→ **Task goal**: Retype the listing that follows, exactly as written.

→ **Excerpted records**:
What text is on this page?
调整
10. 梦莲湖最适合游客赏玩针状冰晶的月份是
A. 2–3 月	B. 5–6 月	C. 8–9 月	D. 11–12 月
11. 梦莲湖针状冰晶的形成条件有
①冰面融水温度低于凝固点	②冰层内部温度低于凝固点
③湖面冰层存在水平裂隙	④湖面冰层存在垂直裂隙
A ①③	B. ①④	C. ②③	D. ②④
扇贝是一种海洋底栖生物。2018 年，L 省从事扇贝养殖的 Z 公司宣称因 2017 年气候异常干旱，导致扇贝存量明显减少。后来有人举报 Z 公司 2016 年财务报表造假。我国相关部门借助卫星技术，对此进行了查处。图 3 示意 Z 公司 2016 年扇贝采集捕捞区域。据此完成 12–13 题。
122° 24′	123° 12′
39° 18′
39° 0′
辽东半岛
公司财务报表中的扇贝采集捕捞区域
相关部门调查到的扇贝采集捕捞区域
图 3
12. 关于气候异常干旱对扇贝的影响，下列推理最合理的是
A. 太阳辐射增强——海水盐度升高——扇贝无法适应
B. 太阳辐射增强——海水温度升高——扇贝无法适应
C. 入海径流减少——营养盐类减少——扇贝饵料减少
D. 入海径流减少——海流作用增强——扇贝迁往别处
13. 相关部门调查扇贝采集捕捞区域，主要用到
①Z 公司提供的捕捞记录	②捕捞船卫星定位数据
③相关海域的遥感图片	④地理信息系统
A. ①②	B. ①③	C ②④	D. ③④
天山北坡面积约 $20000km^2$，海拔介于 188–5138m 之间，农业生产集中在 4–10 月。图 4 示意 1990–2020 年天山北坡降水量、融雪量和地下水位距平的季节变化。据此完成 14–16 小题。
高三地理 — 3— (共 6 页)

→ **Solution**:
What text is on this page?
调整
10. 梦莲湖最适合游客赏玩针状冰晶的月份是
A. 2–3 月	B. 5–6 月	C. 8–9 月	D. 11–12 月
11. 梦莲湖针状冰晶的形成条件有
①冰面融水温度低于凝固点	②冰层内部温度低于凝固点
③湖面冰层存在水平裂隙	④湖面冰层存在垂直裂隙
A ①③	B. ①④	C. ②③	D. ②④
扇贝是一种海洋底栖生物。2018 年，L 省从事扇贝养殖的 Z 公司宣称因 2017 年气候异常干旱，导致扇贝存量明显减少。后来有人举报 Z 公司 2016 年财务报表造假。我国相关部门借助卫星技术，对此进行了查处。图 3 示意 Z 公司 2016 年扇贝采集捕捞区域。据此完成 12–13 题。
122° 24′	123° 12′
39° 18′
39° 0′
辽东半岛
公司财务报表中的扇贝采集捕捞区域
相关部门调查到的扇贝采集捕捞区域
图 3
12. 关于气候异常干旱对扇贝的影响，下列推理最合理的是
A. 太阳辐射增强——海水盐度升高——扇贝无法适应
B. 太阳辐射增强——海水温度升高——扇贝无法适应
C. 入海径流减少——营养盐类减少——扇贝饵料减少
D. 入海径流减少——海流作用增强——扇贝迁往别处
13. 相关部门调查扇贝采集捕捞区域，主要用到
①Z 公司提供的捕捞记录	②捕捞船卫星定位数据
③相关海域的遥感图片	④地理信息系统
A. ①②	B. ①③	C ②④	D. ③④
天山北坡面积约 $20000km^2$，海拔介于 188–5138m 之间，农业生产集中在 4–10 月。图 4 示意 1990–2020 年天山北坡降水量、融雪量和地下水位距平的季节变化。据此完成 14–16 小题。
高三地理 — 3— (共 6 页)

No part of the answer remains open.